Task instructions -> How many of the lines below include "정회원이"? Give the number and no other words.

====== Data supplied

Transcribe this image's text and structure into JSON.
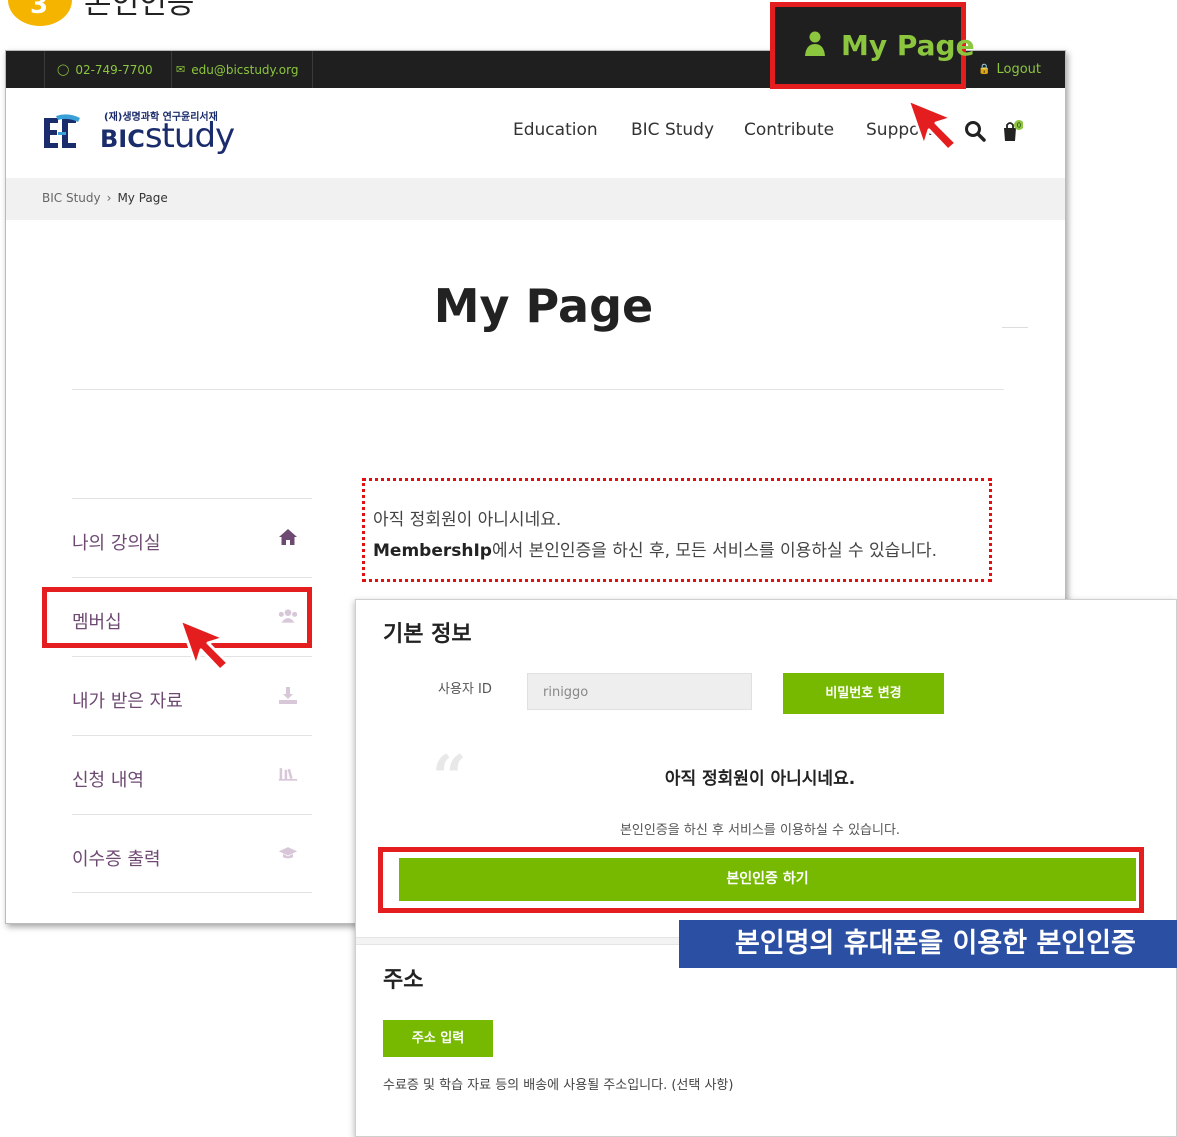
{
  "step": {
    "number": "3",
    "text": "본인인증"
  },
  "topbar": {
    "phone": "02-749-7700",
    "email": "edu@bicstudy.org",
    "logout_label": "Logout",
    "my_page_label": "My Page"
  },
  "header": {
    "logo_sub": "(재)생명과학 연구윤리서재",
    "logo_main_bold": "BIC",
    "logo_main_rest": "study",
    "nav": [
      "Education",
      "BIC Study",
      "Contribute",
      "Support"
    ],
    "cart_count": "0"
  },
  "breadcrumb": {
    "home": "BIC Study",
    "separator": "›",
    "current": "My Page"
  },
  "page_title": "My Page",
  "sidebar": {
    "items": [
      {
        "label": "나의 강의실",
        "icon": "home-icon"
      },
      {
        "label": "멤버십",
        "icon": "users-icon"
      },
      {
        "label": "내가 받은 자료",
        "icon": "download-icon"
      },
      {
        "label": "신청 내역",
        "icon": "library-icon"
      },
      {
        "label": "이수증 출력",
        "icon": "graduation-cap-icon"
      }
    ]
  },
  "notice_box": {
    "line1": "아직 정회원이 아니시네요.",
    "line2_bold": "MembershIp",
    "line2_rest": "에서 본인인증을 하신 후, 모든 서비스를 이용하실 수 있습니다."
  },
  "panel": {
    "basic_title": "기본 정보",
    "user_id_label": "사용자 ID",
    "user_id_value": "riniggo",
    "change_password_button": "비밀번호 변경",
    "notice_title": "아직 정회원이 아니시네요.",
    "notice_desc": "본인인증을 하신 후 서비스를 이용하실 수 있습니다.",
    "verify_button": "본인인증 하기",
    "address_title": "주소",
    "address_button": "주소 입력",
    "address_desc": "수료증 및 학습 자료 등의 배송에 사용될 주소입니다. (선택 사항)"
  },
  "caption": "본인명의 휴대폰을 이용한 본인인증",
  "colors": {
    "accent_green": "#76b900",
    "highlight_red": "#e41e1e",
    "caption_blue": "#2b4fa3",
    "topbar": "#1f1f1f"
  }
}
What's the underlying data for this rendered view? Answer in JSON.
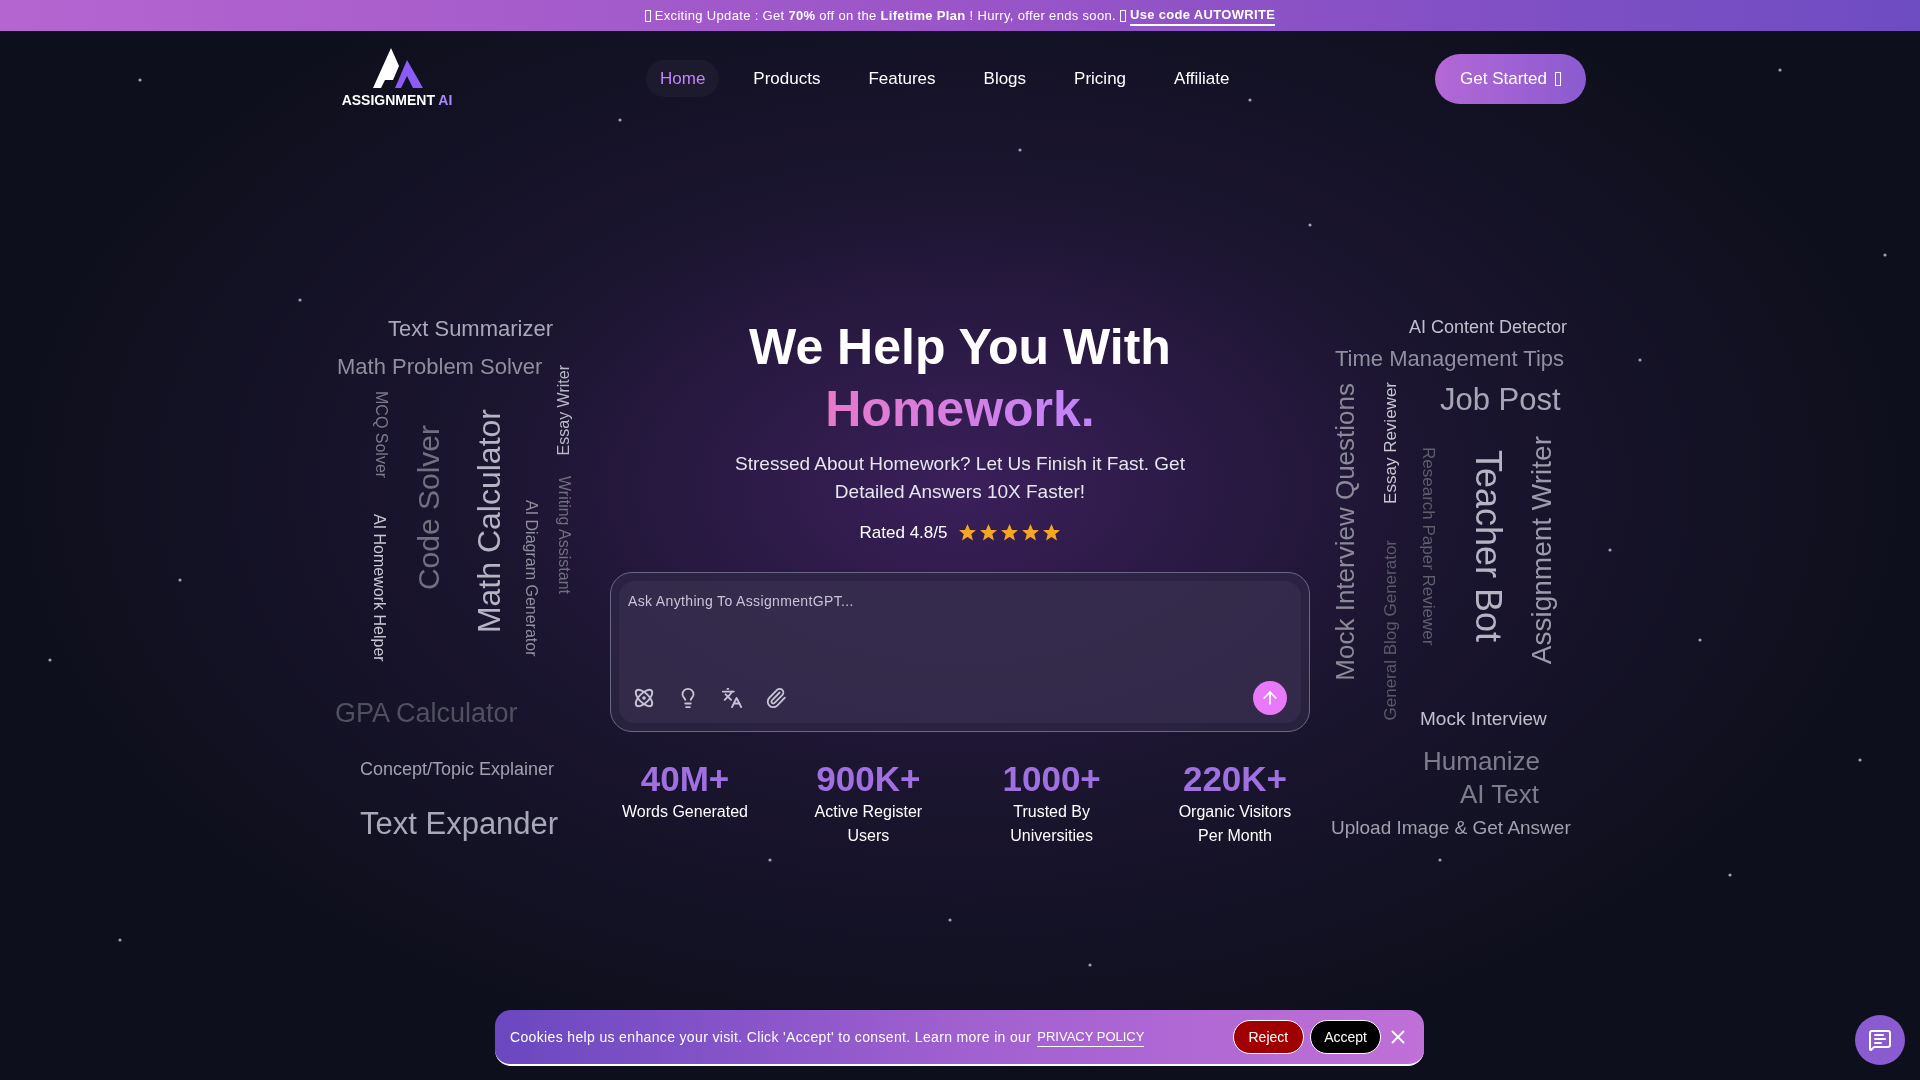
{
  "banner": {
    "text": "Exciting Update : Get **70%** off on the **Lifetime Plan** ! Hurry, offer ends soon.",
    "link": "Use code AUTOWRITE"
  },
  "logo": {
    "name": "ASSIGNMENT",
    "accent": "AI"
  },
  "nav": [
    {
      "label": "Home",
      "selected": true
    },
    {
      "label": "Products",
      "selected": false
    },
    {
      "label": "Features",
      "selected": false
    },
    {
      "label": "Blogs",
      "selected": false
    },
    {
      "label": "Pricing",
      "selected": false
    },
    {
      "label": "Affiliate",
      "selected": false
    }
  ],
  "cta": "Get Started",
  "hero": {
    "title": "We Help You With",
    "highlight": "Homework.",
    "subtitle": "Stressed About Homework? Let Us Finish it Fast. Get Detailed Answers 10X Faster!",
    "rating": "Rated 4.8/5",
    "stars": 5
  },
  "ask": {
    "placeholder": "Ask Anything To AssignmentGPT..."
  },
  "stats": [
    {
      "value": "40M+",
      "label": "Words Generated"
    },
    {
      "value": "900K+",
      "label": "Active Register Users"
    },
    {
      "value": "1000+",
      "label": "Trusted By Universities"
    },
    {
      "value": "220K+",
      "label": "Organic Visitors Per Month"
    }
  ],
  "left_cloud": [
    {
      "text": "Text Summarizer",
      "kind": "horizontal"
    },
    {
      "text": "Math Problem Solver",
      "kind": "horizontal"
    },
    {
      "text": "MCQ Solver",
      "kind": "down"
    },
    {
      "text": "AI Homework Helper",
      "kind": "down"
    },
    {
      "text": "Code Solver",
      "kind": "up"
    },
    {
      "text": "Math Calculator",
      "kind": "up"
    },
    {
      "text": "AI Diagram Generator",
      "kind": "down"
    },
    {
      "text": "Essay Writer",
      "kind": "up"
    },
    {
      "text": "Writing Assistant",
      "kind": "down"
    },
    {
      "text": "GPA Calculator",
      "kind": "horizontal"
    },
    {
      "text": "Concept/Topic Explainer",
      "kind": "horizontal"
    },
    {
      "text": "Text Expander",
      "kind": "horizontal"
    }
  ],
  "right_cloud": [
    {
      "text": "AI Content Detector",
      "kind": "horizontal"
    },
    {
      "text": "Time Management Tips",
      "kind": "horizontal"
    },
    {
      "text": "Job Post",
      "kind": "horizontal"
    },
    {
      "text": "Mock Interview Questions",
      "kind": "up"
    },
    {
      "text": "Essay Reviewer",
      "kind": "up"
    },
    {
      "text": "General Blog Generator",
      "kind": "up"
    },
    {
      "text": "Research Paper Reviewer",
      "kind": "down"
    },
    {
      "text": "Teacher Bot",
      "kind": "down"
    },
    {
      "text": "Assignment Writer",
      "kind": "up"
    },
    {
      "text": "Mock Interview",
      "kind": "horizontal"
    },
    {
      "text": "Humanize",
      "kind": "horizontal"
    },
    {
      "text": "AI Text",
      "kind": "horizontal"
    },
    {
      "text": "Upload Image & Get Answer",
      "kind": "horizontal"
    }
  ],
  "cookie": {
    "text": "Cookies help us enhance your visit. Click 'Accept' to consent. Learn more in our",
    "link": "PRIVACY POLICY",
    "reject": "Reject",
    "accept": "Accept"
  }
}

============

Task response -> 2